Problem to solve >> Repeat the records verbatim and leave the pictures out of your copy.
....................
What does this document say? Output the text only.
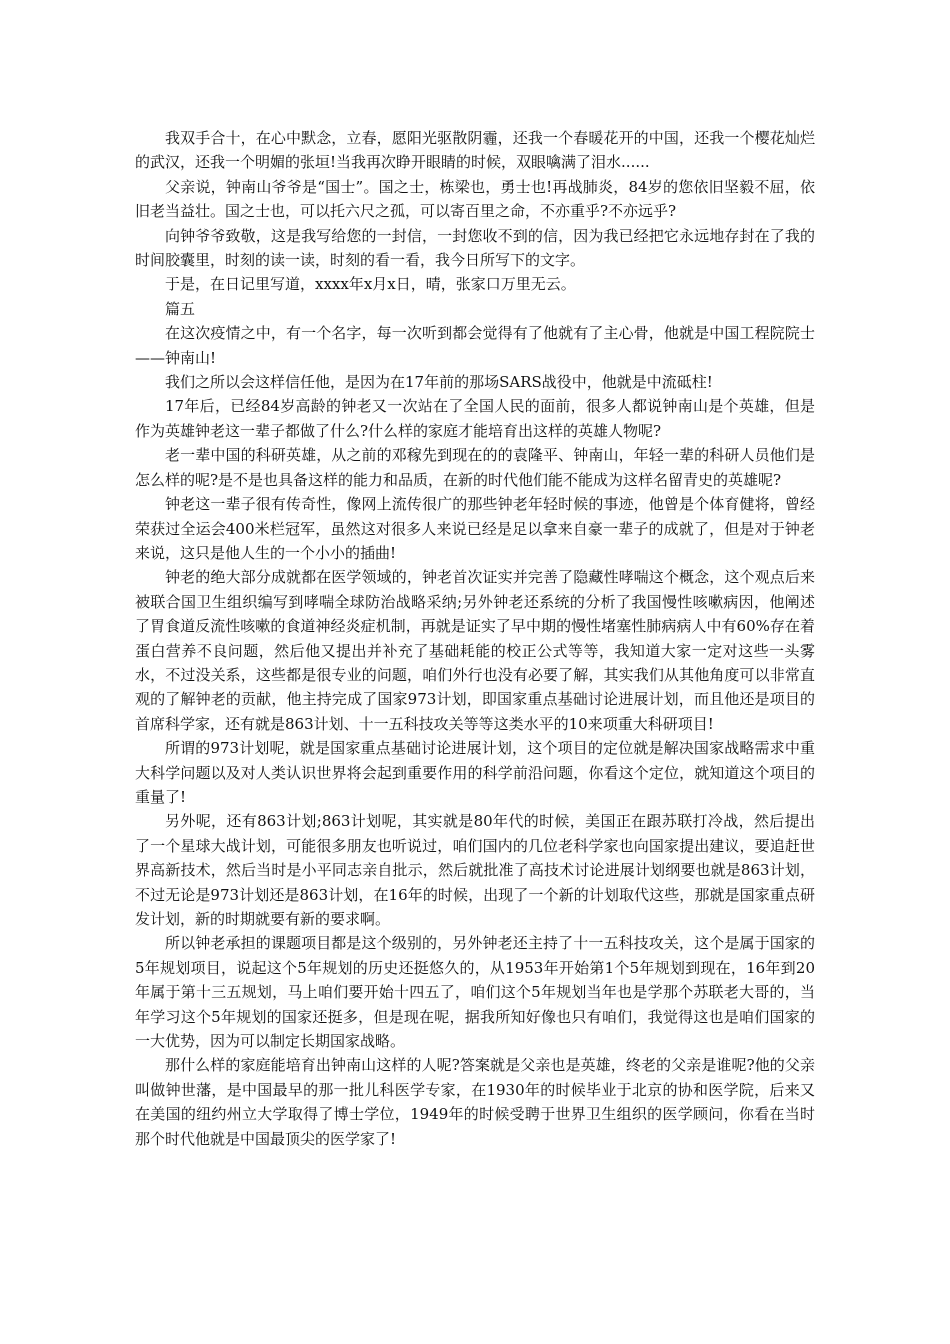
我双手合十，在心中默念，立春，愿阳光驱散阴霾，还我一个春暖花开的中国，还我一个樱花灿烂的武汉，还我一个明媚的张垣!当我再次睁开眼睛的时候，双眼噙满了泪水......

父亲说，钟南山爷爷是“国士”。国之士，栋梁也，勇士也!再战肺炎，84岁的您依旧坚毅不屈，依旧老当益壮。国之士也，可以托六尺之孤，可以寄百里之命，不亦重乎?不亦远乎?

向钟爷爷致敬，这是我写给您的一封信，一封您收不到的信，因为我已经把它永远地存封在了我的时间胶囊里，时刻的读一读，时刻的看一看，我今日所写下的文字。

于是，在日记里写道，xxxx年x月x日，晴，张家口万里无云。

篇五

在这次疫情之中，有一个名字，每一次听到都会觉得有了他就有了主心骨，他就是中国工程院院士——钟南山!

我们之所以会这样信任他，是因为在17年前的那场SARS战役中，他就是中流砥柱!

17年后，已经84岁高龄的钟老又一次站在了全国人民的面前，很多人都说钟南山是个英雄，但是作为英雄钟老这一辈子都做了什么?什么样的家庭才能培育出这样的英雄人物呢?

老一辈中国的科研英雄，从之前的邓稼先到现在的的袁隆平、钟南山，年轻一辈的科研人员他们是怎么样的呢?是不是也具备这样的能力和品质，在新的时代他们能不能成为这样名留青史的英雄呢?

钟老这一辈子很有传奇性，像网上流传很广的那些钟老年轻时候的事迹，他曾是个体育健将，曾经荣获过全运会400米栏冠军，虽然这对很多人来说已经是足以拿来自豪一辈子的成就了，但是对于钟老来说，这只是他人生的一个小小的插曲!

钟老的绝大部分成就都在医学领域的，钟老首次证实并完善了隐藏性哮喘这个概念，这个观点后来被联合国卫生组织编写到哮喘全球防治战略采纳;另外钟老还系统的分析了我国慢性咳嗽病因，他阐述了胃食道反流性咳嗽的食道神经炎症机制，再就是证实了早中期的慢性堵塞性肺病病人中有60%存在着蛋白营养不良问题，然后他又提出并补充了基础耗能的校正公式等等，我知道大家一定对这些一头雾水，不过没关系，这些都是很专业的问题，咱们外行也没有必要了解，其实我们从其他角度可以非常直观的了解钟老的贡献，他主持完成了国家973计划，即国家重点基础讨论进展计划，而且他还是项目的首席科学家，还有就是863计划、十一五科技攻关等等这类水平的10来项重大科研项目!

所谓的973计划呢，就是国家重点基础讨论进展计划，这个项目的定位就是解决国家战略需求中重大科学问题以及对人类认识世界将会起到重要作用的科学前沿问题，你看这个定位，就知道这个项目的重量了!

另外呢，还有863计划;863计划呢，其实就是80年代的时候，美国正在跟苏联打冷战，然后提出了一个星球大战计划，可能很多朋友也听说过，咱们国内的几位老科学家也向国家提出建议，要追赶世界高新技术，然后当时是小平同志亲自批示，然后就批准了高技术讨论进展计划纲要也就是863计划，不过无论是973计划还是863计划，在16年的时候，出现了一个新的计划取代这些，那就是国家重点研发计划，新的时期就要有新的要求啊。

所以钟老承担的课题项目都是这个级别的，另外钟老还主持了十一五科技攻关，这个是属于国家的5年规划项目，说起这个5年规划的历史还挺悠久的，从1953年开始第1个5年规划到现在，16年到20年属于第十三五规划，马上咱们要开始十四五了，咱们这个5年规划当年也是学那个苏联老大哥的，当年学习这个5年规划的国家还挺多，但是现在呢，据我所知好像也只有咱们，我觉得这也是咱们国家的一大优势，因为可以制定长期国家战略。

那什么样的家庭能培育出钟南山这样的人呢?答案就是父亲也是英雄，终老的父亲是谁呢?他的父亲叫做钟世藩，是中国最早的那一批儿科医学专家，在1930年的时候毕业于北京的协和医学院，后来又在美国的纽约州立大学取得了博士学位，1949年的时候受聘于世界卫生组织的医学顾问，你看在当时那个时代他就是中国最顶尖的医学家了!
....................
Task result >>
What does this document say? Output the text only.
我双手合十，在心中默念，立春，愿阳光驱散阴霾，还我一个春暖花开的中国，还我一个樱花灿烂的武汉，还我一个明媚的张垣!当我再次睁开眼睛的时候，双眼噙满了泪水......

父亲说，钟南山爷爷是“国士”。国之士，栋梁也，勇士也!再战肺炎，84岁的您依旧坚毅不屈，依旧老当益壮。国之士也，可以托六尺之孤，可以寄百里之命，不亦重乎?不亦远乎?

向钟爷爷致敬，这是我写给您的一封信，一封您收不到的信，因为我已经把它永远地存封在了我的时间胶囊里，时刻的读一读，时刻的看一看，我今日所写下的文字。

于是，在日记里写道，xxxx年x月x日，晴，张家口万里无云。

篇五

在这次疫情之中，有一个名字，每一次听到都会觉得有了他就有了主心骨，他就是中国工程院院士——钟南山!

我们之所以会这样信任他，是因为在17年前的那场SARS战役中，他就是中流砥柱!

17年后，已经84岁高龄的钟老又一次站在了全国人民的面前，很多人都说钟南山是个英雄，但是作为英雄钟老这一辈子都做了什么?什么样的家庭才能培育出这样的英雄人物呢?

老一辈中国的科研英雄，从之前的邓稼先到现在的的袁隆平、钟南山，年轻一辈的科研人员他们是怎么样的呢?是不是也具备这样的能力和品质，在新的时代他们能不能成为这样名留青史的英雄呢?

钟老这一辈子很有传奇性，像网上流传很广的那些钟老年轻时候的事迹，他曾是个体育健将，曾经荣获过全运会400米栏冠军，虽然这对很多人来说已经是足以拿来自豪一辈子的成就了，但是对于钟老来说，这只是他人生的一个小小的插曲!

钟老的绝大部分成就都在医学领域的，钟老首次证实并完善了隐藏性哮喘这个概念，这个观点后来被联合国卫生组织编写到哮喘全球防治战略采纳;另外钟老还系统的分析了我国慢性咳嗽病因，他阐述了胃食道反流性咳嗽的食道神经炎症机制，再就是证实了早中期的慢性堵塞性肺病病人中有60%存在着蛋白营养不良问题，然后他又提出并补充了基础耗能的校正公式等等，我知道大家一定对这些一头雾水，不过没关系，这些都是很专业的问题，咱们外行也没有必要了解，其实我们从其他角度可以非常直观的了解钟老的贡献，他主持完成了国家973计划，即国家重点基础讨论进展计划，而且他还是项目的首席科学家，还有就是863计划、十一五科技攻关等等这类水平的10来项重大科研项目!

所谓的973计划呢，就是国家重点基础讨论进展计划，这个项目的定位就是解决国家战略需求中重大科学问题以及对人类认识世界将会起到重要作用的科学前沿问题，你看这个定位，就知道这个项目的重量了!

另外呢，还有863计划;863计划呢，其实就是80年代的时候，美国正在跟苏联打冷战，然后提出了一个星球大战计划，可能很多朋友也听说过，咱们国内的几位老科学家也向国家提出建议，要追赶世界高新技术，然后当时是小平同志亲自批示，然后就批准了高技术讨论进展计划纲要也就是863计划，不过无论是973计划还是863计划，在16年的时候，出现了一个新的计划取代这些，那就是国家重点研发计划，新的时期就要有新的要求啊。

所以钟老承担的课题项目都是这个级别的，另外钟老还主持了十一五科技攻关，这个是属于国家的5年规划项目，说起这个5年规划的历史还挺悠久的，从1953年开始第1个5年规划到现在，16年到20年属于第十三五规划，马上咱们要开始十四五了，咱们这个5年规划当年也是学那个苏联老大哥的，当年学习这个5年规划的国家还挺多，但是现在呢，据我所知好像也只有咱们，我觉得这也是咱们国家的一大优势，因为可以制定长期国家战略。

那什么样的家庭能培育出钟南山这样的人呢?答案就是父亲也是英雄，终老的父亲是谁呢?他的父亲叫做钟世藩，是中国最早的那一批儿科医学专家，在1930年的时候毕业于北京的协和医学院，后来又在美国的纽约州立大学取得了博士学位，1949年的时候受聘于世界卫生组织的医学顾问，你看在当时那个时代他就是中国最顶尖的医学家了!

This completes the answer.